— start Recorded data —
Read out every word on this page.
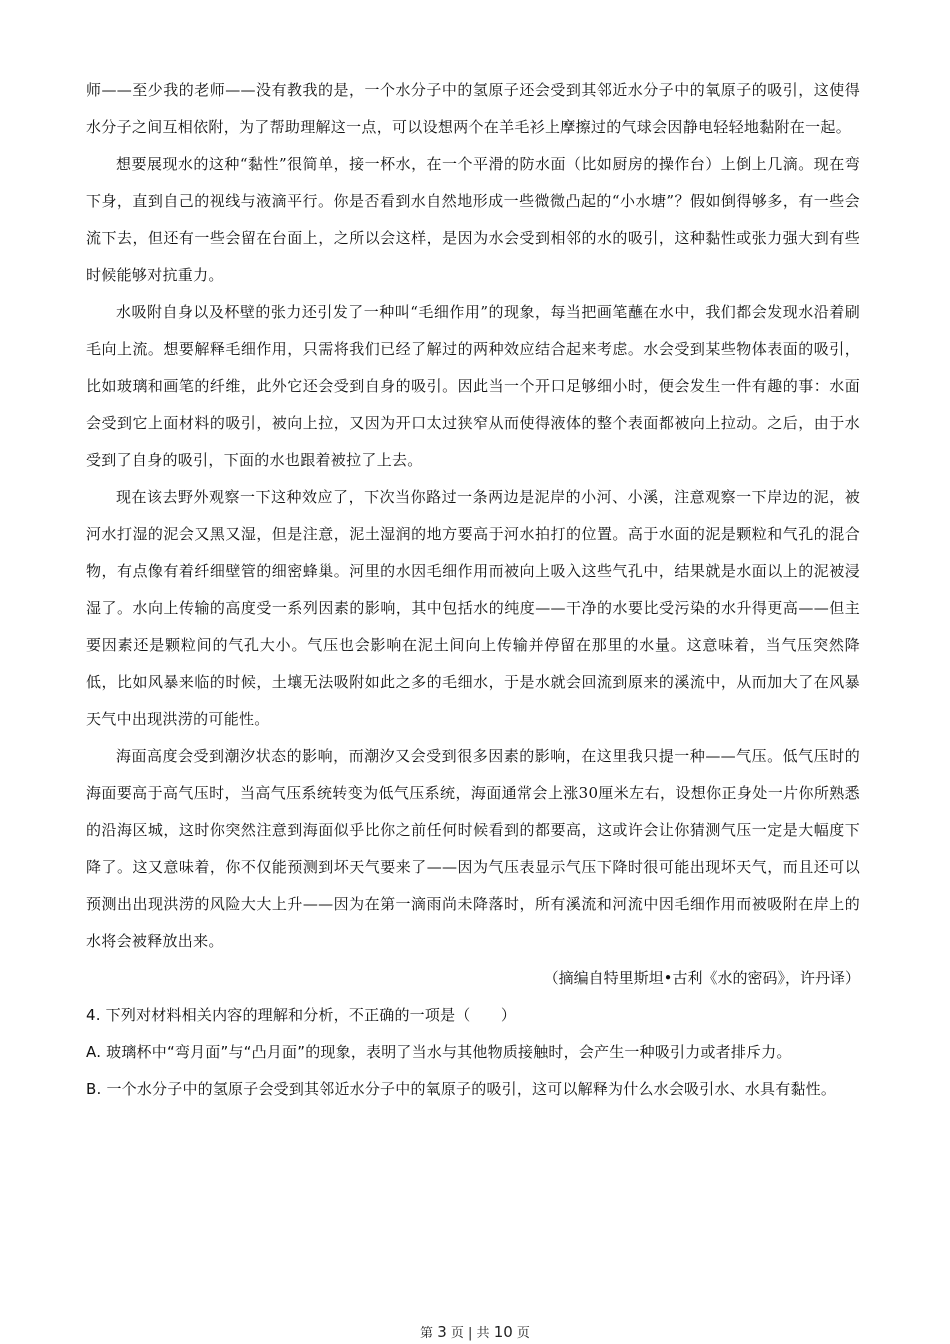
师——至少我的老师——没有教我的是，一个水分子中的氢原子还会受到其邻近水分子中的氧原子的吸引，这使得水分子之间互相依附，为了帮助理解这一点，可以设想两个在羊毛衫上摩擦过的气球会因静电轻轻地黏附在一起。

想要展现水的这种“黏性”很简单，接一杯水，在一个平滑的防水面（比如厨房的操作台）上倒上几滴。现在弯下身，直到自己的视线与液滴平行。你是否看到水自然地形成一些微微凸起的“小水塘”？假如倒得够多，有一些会流下去，但还有一些会留在台面上，之所以会这样，是因为水会受到相邻的水的吸引，这种黏性或张力强大到有些时候能够对抗重力。

水吸附自身以及杯壁的张力还引发了一种叫“毛细作用”的现象，每当把画笔蘸在水中，我们都会发现水沿着刷毛向上流。想要解释毛细作用，只需将我们已经了解过的两种效应结合起来考虑。水会受到某些物体表面的吸引，比如玻璃和画笔的纤维，此外它还会受到自身的吸引。因此当一个开口足够细小时，便会发生一件有趣的事：水面会受到它上面材料的吸引，被向上拉，又因为开口太过狭窄从而使得液体的整个表面都被向上拉动。之后，由于水受到了自身的吸引，下面的水也跟着被拉了上去。

现在该去野外观察一下这种效应了，下次当你路过一条两边是泥岸的小河、小溪，注意观察一下岸边的泥，被河水打湿的泥会又黑又湿，但是注意，泥土湿润的地方要高于河水拍打的位置。高于水面的泥是颗粒和气孔的混合物，有点像有着纤细壁管的细密蜂巢。河里的水因毛细作用而被向上吸入这些气孔中，结果就是水面以上的泥被浸湿了。水向上传输的高度受一系列因素的影响，其中包括水的纯度——干净的水要比受污染的水升得更高——但主要因素还是颗粒间的气孔大小。气压也会影响在泥土间向上传输并停留在那里的水量。这意味着，当气压突然降低，比如风暴来临的时候，土壤无法吸附如此之多的毛细水，于是水就会回流到原来的溪流中，从而加大了在风暴天气中出现洪涝的可能性。

海面高度会受到潮汐状态的影响，而潮汐又会受到很多因素的影响，在这里我只提一种——气压。低气压时的海面要高于高气压时，当高气压系统转变为低气压系统，海面通常会上涨30厘米左右，设想你正身处一片你所熟悉的沿海区城，这时你突然注意到海面似乎比你之前任何时候看到的都要高，这或许会让你猜测气压一定是大幅度下降了。这又意味着，你不仅能预测到坏天气要来了——因为气压表显示气压下降时很可能出现坏天气，而且还可以预测出出现洪涝的风险大大上升——因为在第一滴雨尚未降落时，所有溪流和河流中因毛细作用而被吸附在岸上的水将会被释放出来。

（摘编自特里斯坦•古利《水的密码》，许丹译）

4. 下列对材料相关内容的理解和分析，不正确的一项是（　　）

A. 玻璃杯中“弯月面”与“凸月面”的现象，表明了当水与其他物质接触时，会产生一种吸引力或者排斥力。

B. 一个水分子中的氢原子会受到其邻近水分子中的氧原子的吸引，这可以解释为什么水会吸引水、水具有黏性。

第 3 页 | 共 10 页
— end Recorded data —
Short problem: Keep the pictures out of the copy and return the rest of the data above exactly.

Written solution:
Read out every word on this page.
师——至少我的老师——没有教我的是，一个水分子中的氢原子还会受到其邻近水分子中的氧原子的吸引，这使得水分子之间互相依附，为了帮助理解这一点，可以设想两个在羊毛衫上摩擦过的气球会因静电轻轻地黏附在一起。

想要展现水的这种“黏性”很简单，接一杯水，在一个平滑的防水面（比如厨房的操作台）上倒上几滴。现在弯下身，直到自己的视线与液滴平行。你是否看到水自然地形成一些微微凸起的“小水塘”？假如倒得够多，有一些会流下去，但还有一些会留在台面上，之所以会这样，是因为水会受到相邻的水的吸引，这种黏性或张力强大到有些时候能够对抗重力。

水吸附自身以及杯壁的张力还引发了一种叫“毛细作用”的现象，每当把画笔蘸在水中，我们都会发现水沿着刷毛向上流。想要解释毛细作用，只需将我们已经了解过的两种效应结合起来考虑。水会受到某些物体表面的吸引，比如玻璃和画笔的纤维，此外它还会受到自身的吸引。因此当一个开口足够细小时，便会发生一件有趣的事：水面会受到它上面材料的吸引，被向上拉，又因为开口太过狭窄从而使得液体的整个表面都被向上拉动。之后，由于水受到了自身的吸引，下面的水也跟着被拉了上去。

现在该去野外观察一下这种效应了，下次当你路过一条两边是泥岸的小河、小溪，注意观察一下岸边的泥，被河水打湿的泥会又黑又湿，但是注意，泥土湿润的地方要高于河水拍打的位置。高于水面的泥是颗粒和气孔的混合物，有点像有着纤细壁管的细密蜂巢。河里的水因毛细作用而被向上吸入这些气孔中，结果就是水面以上的泥被浸湿了。水向上传输的高度受一系列因素的影响，其中包括水的纯度——干净的水要比受污染的水升得更高——但主要因素还是颗粒间的气孔大小。气压也会影响在泥土间向上传输并停留在那里的水量。这意味着，当气压突然降低，比如风暴来临的时候，土壤无法吸附如此之多的毛细水，于是水就会回流到原来的溪流中，从而加大了在风暴天气中出现洪涝的可能性。

海面高度会受到潮汐状态的影响，而潮汐又会受到很多因素的影响，在这里我只提一种——气压。低气压时的海面要高于高气压时，当高气压系统转变为低气压系统，海面通常会上涨30厘米左右，设想你正身处一片你所熟悉的沿海区城，这时你突然注意到海面似乎比你之前任何时候看到的都要高，这或许会让你猜测气压一定是大幅度下降了。这又意味着，你不仅能预测到坏天气要来了——因为气压表显示气压下降时很可能出现坏天气，而且还可以预测出出现洪涝的风险大大上升——因为在第一滴雨尚未降落时，所有溪流和河流中因毛细作用而被吸附在岸上的水将会被释放出来。

（摘编自特里斯坦•古利《水的密码》，许丹译）

4. 下列对材料相关内容的理解和分析，不正确的一项是（　　）

A. 玻璃杯中“弯月面”与“凸月面”的现象，表明了当水与其他物质接触时，会产生一种吸引力或者排斥力。

B. 一个水分子中的氢原子会受到其邻近水分子中的氧原子的吸引，这可以解释为什么水会吸引水、水具有黏性。

第 3 页 | 共 10 页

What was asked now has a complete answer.